> [Task details]
Turn the lines below into a numbered list, skipping blank lines and leaving the pictures out of your answer.

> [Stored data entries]
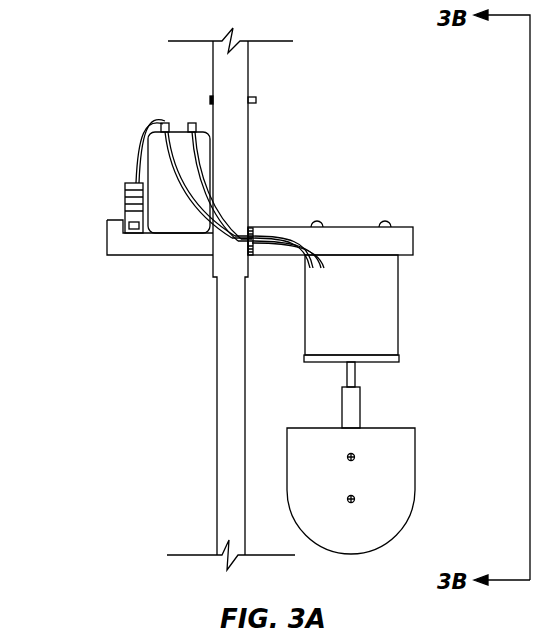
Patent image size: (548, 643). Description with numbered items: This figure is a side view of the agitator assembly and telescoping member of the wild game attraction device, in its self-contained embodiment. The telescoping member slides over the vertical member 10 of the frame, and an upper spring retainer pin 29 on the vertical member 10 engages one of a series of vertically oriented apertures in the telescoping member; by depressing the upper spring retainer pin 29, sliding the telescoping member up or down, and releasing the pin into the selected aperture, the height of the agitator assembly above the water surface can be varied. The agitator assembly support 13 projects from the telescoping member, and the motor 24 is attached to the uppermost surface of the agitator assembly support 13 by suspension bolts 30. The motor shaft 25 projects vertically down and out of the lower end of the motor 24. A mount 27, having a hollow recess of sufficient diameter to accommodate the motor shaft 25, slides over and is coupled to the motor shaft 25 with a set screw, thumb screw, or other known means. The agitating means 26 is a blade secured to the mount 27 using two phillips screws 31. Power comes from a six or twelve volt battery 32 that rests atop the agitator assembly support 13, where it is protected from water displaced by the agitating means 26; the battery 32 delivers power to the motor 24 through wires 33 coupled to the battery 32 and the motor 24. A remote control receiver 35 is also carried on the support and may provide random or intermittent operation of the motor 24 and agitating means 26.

The vertical member 10 is at (217, 395).
The agitator assembly support 13 is at (107, 240).
The motor 24 is at (398, 297).
The motor shaft 25 is at (357, 368).
The agitating means 26 is at (417, 463).
The mount 27 is at (342, 412).
The upper spring retainer pin 29 is at (256, 100).
The suspension bolts 30 is at (317, 222).
The phillips screws 31 is at (355, 457).
The battery 32 is at (145, 142).
The wires 33 is at (205, 240).
The remote control receiver 35 is at (125, 190).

> [Solution]
1. Patent image size: (548, 643). Description with numbered items: This figure is a side view of the agitator assembly and telescoping member of the wild game attraction device, in its self-contained embodiment. The telescoping member slides over the vertical member 10 of the frame, and an upper spring retainer pin 29 on the vertical member 10 engages one of a series of vertically oriented apertures in the telescoping member; by depressing the upper spring retainer pin 29, sliding the telescoping member up or down, and releasing the pin into the selected aperture, the height of the agitator assembly above the water surface can be varied. The agitator assembly support 13 projects from the telescoping member, and the motor 24 is attached to the uppermost surface of the agitator assembly support 13 by suspension bolts 30. The motor shaft 25 projects vertically down and out of the lower end of the motor 24. A mount 27, having a hollow recess of sufficient diameter to accommodate the motor shaft 25, slides over and is coupled to the motor shaft 25 with a set screw, thumb screw, or other known means. The agitating means 26 is a blade secured to the mount 27 using two phillips screws 31. Power comes from a six or twelve volt battery 32 that rests atop the agitator assembly support 13, where it is protected from water displaced by the agitating means 26; the battery 32 delivers power to the motor 24 through wires 33 coupled to the battery 32 and the motor 24. A remote control receiver 35 is also carried on the support and may provide random or intermittent operation of the motor 24 and agitating means 26.
2. The vertical member 10 is at (217, 395).
3. The agitator assembly support 13 is at (107, 240).
4. The motor 24 is at (398, 297).
5. The motor shaft 25 is at (357, 368).
6. The agitating means 26 is at (417, 463).
7. The mount 27 is at (342, 412).
8. The upper spring retainer pin 29 is at (256, 100).
9. The suspension bolts 30 is at (317, 222).
10. The phillips screws 31 is at (355, 457).
11. The battery 32 is at (145, 142).
12. The wires 33 is at (205, 240).
13. The remote control receiver 35 is at (125, 190).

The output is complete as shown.